> [Work to be completed]
Give a verbatim repeat of the lines that run from the line containing "OCR this image." to the end of the data below.
━━ Records provided ━━
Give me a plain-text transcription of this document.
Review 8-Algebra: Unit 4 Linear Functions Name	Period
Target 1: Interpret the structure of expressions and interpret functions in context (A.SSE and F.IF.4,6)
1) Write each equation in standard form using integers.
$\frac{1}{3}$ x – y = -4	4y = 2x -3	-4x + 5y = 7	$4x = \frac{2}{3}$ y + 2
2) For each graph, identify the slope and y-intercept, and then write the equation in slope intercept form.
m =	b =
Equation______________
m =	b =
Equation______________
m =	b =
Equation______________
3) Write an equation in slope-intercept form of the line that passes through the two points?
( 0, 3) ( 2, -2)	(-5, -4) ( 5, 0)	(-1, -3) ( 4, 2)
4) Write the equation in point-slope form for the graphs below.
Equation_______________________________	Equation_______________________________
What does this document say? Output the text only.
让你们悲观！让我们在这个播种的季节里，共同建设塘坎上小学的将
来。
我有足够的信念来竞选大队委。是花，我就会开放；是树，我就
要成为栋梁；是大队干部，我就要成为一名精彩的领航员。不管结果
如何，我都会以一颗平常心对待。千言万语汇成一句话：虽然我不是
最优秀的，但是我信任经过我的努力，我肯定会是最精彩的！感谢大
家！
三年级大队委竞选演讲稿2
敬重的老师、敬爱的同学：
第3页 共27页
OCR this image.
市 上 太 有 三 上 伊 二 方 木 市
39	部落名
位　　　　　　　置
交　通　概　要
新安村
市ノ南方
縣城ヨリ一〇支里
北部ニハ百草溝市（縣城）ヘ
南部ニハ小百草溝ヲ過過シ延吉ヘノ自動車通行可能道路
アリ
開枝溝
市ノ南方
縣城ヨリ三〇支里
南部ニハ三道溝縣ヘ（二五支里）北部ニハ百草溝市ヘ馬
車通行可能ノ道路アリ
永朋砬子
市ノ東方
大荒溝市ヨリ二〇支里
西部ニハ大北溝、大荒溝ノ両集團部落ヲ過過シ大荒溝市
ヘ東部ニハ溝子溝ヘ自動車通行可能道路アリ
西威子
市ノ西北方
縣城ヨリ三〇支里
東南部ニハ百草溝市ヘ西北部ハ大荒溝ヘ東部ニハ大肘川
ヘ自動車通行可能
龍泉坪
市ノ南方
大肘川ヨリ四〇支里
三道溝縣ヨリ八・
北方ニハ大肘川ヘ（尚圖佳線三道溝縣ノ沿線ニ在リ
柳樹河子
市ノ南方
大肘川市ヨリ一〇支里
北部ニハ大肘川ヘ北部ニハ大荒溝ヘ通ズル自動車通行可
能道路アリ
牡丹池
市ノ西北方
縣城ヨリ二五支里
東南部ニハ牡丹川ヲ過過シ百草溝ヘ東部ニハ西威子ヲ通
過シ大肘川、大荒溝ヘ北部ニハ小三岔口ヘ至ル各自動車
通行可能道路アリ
━━━
> [Final result]
OCR this image.
市 上 太 有 三 上 伊 二 方 木 市
39	部落名
位　　　　　　　置
交　通　概　要
新安村
市ノ南方
縣城ヨリ一〇支里
北部ニハ百草溝市（縣城）ヘ
南部ニハ小百草溝ヲ過過シ延吉ヘノ自動車通行可能道路
アリ
開枝溝
市ノ南方
縣城ヨリ三〇支里
南部ニハ三道溝縣ヘ（二五支里）北部ニハ百草溝市ヘ馬
車通行可能ノ道路アリ
永朋砬子
市ノ東方
大荒溝市ヨリ二〇支里
西部ニハ大北溝、大荒溝ノ両集團部落ヲ過過シ大荒溝市
ヘ東部ニハ溝子溝ヘ自動車通行可能道路アリ
西威子
市ノ西北方
縣城ヨリ三〇支里
東南部ニハ百草溝市ヘ西北部ハ大荒溝ヘ東部ニハ大肘川
ヘ自動車通行可能
龍泉坪
市ノ南方
大肘川ヨリ四〇支里
三道溝縣ヨリ八・
北方ニハ大肘川ヘ（尚圖佳線三道溝縣ノ沿線ニ在リ
柳樹河子
市ノ南方
大肘川市ヨリ一〇支里
北部ニハ大肘川ヘ北部ニハ大荒溝ヘ通ズル自動車通行可
能道路アリ
牡丹池
市ノ西北方
縣城ヨリ二五支里
東南部ニハ牡丹川ヲ過過シ百草溝ヘ東部ニハ西威子ヲ通
過シ大肘川、大荒溝ヘ北部ニハ小三岔口ヘ至ル各自動車
通行可能道路アリ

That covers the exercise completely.